**WRITTEN EXERCISE**
Each line below that contains "content" counts once; report the total and nothing more.

Entries taken from a collection
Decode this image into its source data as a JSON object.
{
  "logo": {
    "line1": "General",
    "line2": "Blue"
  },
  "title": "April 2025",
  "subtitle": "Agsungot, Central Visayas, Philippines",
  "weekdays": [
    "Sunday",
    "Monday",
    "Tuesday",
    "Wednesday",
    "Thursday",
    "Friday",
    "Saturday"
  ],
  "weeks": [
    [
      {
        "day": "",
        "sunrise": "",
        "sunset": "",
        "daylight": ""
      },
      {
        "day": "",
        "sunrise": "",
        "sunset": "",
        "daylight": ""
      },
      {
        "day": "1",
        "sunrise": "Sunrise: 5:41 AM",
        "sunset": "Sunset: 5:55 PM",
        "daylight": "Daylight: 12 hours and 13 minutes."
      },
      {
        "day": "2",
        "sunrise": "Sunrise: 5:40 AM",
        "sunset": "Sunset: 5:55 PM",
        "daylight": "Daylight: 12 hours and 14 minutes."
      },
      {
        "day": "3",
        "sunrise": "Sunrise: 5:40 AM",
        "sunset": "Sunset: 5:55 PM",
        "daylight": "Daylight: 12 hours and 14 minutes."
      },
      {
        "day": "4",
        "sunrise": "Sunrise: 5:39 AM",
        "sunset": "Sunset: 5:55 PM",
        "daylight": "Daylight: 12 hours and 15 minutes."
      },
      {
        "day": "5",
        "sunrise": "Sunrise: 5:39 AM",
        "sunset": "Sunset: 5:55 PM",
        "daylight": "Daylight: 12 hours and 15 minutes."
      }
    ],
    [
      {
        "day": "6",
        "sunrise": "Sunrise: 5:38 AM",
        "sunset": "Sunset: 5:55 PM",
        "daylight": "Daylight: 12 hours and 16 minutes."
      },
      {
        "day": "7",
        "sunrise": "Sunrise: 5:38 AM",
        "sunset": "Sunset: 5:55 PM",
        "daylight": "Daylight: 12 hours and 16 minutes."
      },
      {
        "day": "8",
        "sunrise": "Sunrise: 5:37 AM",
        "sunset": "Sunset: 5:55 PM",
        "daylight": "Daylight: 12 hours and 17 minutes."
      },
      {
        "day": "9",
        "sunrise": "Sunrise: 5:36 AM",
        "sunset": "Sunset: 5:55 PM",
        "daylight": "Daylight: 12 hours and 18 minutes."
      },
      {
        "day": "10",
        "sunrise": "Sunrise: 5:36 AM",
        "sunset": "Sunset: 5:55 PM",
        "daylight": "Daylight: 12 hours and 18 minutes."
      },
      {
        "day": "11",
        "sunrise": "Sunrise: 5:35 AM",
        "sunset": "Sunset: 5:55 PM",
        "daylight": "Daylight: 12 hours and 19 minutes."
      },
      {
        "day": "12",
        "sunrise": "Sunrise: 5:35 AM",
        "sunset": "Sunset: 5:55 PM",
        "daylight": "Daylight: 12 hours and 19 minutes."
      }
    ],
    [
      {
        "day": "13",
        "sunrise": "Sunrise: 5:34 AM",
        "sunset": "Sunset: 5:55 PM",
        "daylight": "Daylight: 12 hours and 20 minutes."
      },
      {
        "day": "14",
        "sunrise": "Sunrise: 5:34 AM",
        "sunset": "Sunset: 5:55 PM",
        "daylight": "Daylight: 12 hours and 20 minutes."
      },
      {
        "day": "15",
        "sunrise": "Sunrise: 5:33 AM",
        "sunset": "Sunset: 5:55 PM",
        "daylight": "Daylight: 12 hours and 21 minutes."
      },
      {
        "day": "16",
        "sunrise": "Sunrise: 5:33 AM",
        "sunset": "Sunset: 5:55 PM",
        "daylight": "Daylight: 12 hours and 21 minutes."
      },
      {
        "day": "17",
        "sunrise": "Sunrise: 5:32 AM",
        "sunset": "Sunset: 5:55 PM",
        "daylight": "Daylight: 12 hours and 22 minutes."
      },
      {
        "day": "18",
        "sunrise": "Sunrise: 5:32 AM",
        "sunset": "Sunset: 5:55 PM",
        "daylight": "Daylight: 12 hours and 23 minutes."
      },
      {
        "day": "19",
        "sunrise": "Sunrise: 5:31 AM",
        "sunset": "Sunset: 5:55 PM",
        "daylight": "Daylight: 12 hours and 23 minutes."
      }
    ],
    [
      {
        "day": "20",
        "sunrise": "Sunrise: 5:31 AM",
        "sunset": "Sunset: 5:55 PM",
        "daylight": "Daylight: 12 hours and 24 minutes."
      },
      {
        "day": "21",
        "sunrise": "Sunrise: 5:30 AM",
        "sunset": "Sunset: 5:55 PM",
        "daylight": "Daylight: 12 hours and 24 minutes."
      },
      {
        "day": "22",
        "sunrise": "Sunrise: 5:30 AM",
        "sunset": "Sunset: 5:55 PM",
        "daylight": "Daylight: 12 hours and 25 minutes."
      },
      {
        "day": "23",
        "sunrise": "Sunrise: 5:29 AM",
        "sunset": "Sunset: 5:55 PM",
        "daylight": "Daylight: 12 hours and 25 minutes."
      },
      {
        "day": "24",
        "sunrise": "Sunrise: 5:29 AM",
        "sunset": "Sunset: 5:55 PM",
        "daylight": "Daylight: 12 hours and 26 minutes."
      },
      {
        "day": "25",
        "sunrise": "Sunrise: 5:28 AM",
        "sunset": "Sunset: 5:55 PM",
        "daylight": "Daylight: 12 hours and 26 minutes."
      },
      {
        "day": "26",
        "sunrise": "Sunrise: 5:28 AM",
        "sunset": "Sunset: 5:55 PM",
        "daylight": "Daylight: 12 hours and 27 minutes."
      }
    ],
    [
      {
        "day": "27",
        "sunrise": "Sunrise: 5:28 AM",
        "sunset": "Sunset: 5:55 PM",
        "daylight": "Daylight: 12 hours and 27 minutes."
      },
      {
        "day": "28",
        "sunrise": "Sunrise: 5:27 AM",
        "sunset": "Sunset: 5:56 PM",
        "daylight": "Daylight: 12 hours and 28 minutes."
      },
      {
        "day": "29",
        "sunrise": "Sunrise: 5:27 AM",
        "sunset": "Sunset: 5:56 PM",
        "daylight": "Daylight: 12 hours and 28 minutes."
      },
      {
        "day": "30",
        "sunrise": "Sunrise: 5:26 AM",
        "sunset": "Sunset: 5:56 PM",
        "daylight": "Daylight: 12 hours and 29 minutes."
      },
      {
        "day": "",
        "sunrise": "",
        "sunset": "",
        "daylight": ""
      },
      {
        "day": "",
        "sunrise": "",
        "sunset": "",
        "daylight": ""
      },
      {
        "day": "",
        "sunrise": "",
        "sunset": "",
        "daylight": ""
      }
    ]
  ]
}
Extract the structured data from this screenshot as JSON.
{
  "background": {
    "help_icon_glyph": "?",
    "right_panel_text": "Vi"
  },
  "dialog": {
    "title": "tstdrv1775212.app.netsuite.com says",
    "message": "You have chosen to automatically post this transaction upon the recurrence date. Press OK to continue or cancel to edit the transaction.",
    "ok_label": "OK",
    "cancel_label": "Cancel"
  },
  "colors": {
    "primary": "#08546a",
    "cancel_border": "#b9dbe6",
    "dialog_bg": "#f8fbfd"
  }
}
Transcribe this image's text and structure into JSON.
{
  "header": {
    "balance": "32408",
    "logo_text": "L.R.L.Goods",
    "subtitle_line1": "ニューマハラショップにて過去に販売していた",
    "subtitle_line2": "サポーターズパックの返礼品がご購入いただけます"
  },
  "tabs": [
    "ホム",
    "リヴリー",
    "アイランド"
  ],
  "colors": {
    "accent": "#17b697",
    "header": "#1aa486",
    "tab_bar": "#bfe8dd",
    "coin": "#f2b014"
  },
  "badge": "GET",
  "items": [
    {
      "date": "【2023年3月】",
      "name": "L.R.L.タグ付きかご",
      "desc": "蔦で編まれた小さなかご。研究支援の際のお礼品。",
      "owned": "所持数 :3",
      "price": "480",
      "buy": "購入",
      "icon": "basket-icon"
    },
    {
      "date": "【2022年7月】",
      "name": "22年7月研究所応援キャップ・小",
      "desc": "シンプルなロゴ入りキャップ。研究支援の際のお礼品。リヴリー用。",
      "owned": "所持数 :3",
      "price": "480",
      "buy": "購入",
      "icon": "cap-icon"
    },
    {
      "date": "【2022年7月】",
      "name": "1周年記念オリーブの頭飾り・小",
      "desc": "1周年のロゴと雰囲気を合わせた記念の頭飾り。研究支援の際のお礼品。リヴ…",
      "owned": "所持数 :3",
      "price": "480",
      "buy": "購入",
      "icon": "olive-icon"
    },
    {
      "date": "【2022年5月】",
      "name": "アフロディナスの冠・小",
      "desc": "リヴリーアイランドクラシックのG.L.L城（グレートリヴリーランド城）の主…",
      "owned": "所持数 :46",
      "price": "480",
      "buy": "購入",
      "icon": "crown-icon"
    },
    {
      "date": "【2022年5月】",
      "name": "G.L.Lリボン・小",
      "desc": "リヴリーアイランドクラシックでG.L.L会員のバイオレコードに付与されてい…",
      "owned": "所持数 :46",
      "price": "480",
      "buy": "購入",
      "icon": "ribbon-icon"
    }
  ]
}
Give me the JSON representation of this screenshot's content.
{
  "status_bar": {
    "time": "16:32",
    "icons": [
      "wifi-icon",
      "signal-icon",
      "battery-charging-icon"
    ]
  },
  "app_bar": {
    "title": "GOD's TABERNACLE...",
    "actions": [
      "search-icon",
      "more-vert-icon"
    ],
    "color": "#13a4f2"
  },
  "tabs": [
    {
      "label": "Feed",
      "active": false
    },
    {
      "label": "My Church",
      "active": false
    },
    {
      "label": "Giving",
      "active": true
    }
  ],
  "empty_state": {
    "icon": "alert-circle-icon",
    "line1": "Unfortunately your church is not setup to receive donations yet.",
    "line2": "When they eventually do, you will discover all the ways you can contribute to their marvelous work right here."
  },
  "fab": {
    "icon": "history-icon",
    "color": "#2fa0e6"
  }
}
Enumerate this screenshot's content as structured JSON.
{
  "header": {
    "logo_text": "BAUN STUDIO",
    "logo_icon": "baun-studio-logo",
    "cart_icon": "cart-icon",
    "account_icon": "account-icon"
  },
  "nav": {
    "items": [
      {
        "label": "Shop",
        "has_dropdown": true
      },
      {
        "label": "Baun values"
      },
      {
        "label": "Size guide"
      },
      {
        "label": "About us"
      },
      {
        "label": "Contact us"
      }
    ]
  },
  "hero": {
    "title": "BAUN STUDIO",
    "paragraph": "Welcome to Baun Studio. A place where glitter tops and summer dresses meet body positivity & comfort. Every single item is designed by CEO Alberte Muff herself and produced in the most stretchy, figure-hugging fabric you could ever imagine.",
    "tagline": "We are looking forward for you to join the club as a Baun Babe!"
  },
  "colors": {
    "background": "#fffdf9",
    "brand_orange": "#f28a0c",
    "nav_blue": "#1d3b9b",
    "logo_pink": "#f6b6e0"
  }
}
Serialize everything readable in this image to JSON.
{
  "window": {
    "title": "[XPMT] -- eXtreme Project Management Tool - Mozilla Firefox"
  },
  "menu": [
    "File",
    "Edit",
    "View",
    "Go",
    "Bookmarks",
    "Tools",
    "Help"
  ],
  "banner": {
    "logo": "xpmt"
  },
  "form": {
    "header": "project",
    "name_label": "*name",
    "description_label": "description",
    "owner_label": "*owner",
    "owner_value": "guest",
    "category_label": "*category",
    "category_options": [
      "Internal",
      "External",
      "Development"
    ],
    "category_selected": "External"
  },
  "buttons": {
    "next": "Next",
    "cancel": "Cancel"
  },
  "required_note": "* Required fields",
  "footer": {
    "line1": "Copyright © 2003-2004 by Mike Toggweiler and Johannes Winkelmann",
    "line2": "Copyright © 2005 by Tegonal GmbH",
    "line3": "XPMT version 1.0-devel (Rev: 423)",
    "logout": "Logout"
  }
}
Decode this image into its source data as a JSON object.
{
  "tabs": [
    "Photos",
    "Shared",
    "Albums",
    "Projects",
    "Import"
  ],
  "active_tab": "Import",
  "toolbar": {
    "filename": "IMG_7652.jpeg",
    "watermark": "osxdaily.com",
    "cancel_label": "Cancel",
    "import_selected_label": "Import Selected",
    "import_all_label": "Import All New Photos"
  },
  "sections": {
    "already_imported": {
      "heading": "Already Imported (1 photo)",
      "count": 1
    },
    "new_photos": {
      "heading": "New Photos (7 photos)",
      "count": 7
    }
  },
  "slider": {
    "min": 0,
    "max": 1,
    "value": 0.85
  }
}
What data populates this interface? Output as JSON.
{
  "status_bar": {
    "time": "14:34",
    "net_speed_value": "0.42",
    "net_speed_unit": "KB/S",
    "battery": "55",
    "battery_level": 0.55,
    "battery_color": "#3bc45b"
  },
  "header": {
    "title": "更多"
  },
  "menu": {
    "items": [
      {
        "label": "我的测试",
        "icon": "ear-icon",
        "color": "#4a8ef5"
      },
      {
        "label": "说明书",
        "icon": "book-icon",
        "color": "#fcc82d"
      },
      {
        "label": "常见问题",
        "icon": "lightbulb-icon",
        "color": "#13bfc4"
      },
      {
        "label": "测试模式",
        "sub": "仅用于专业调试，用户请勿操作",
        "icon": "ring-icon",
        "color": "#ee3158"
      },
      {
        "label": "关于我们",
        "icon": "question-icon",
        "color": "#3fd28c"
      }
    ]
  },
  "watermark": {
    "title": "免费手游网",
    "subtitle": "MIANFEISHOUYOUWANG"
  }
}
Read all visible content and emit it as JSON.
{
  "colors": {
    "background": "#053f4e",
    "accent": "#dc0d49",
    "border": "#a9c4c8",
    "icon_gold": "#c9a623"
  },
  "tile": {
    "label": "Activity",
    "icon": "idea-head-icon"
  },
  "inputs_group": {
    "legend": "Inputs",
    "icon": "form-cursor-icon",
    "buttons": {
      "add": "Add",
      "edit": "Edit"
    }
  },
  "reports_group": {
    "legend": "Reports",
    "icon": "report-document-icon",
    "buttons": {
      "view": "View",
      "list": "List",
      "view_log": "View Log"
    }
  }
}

**TASK RESULT**
3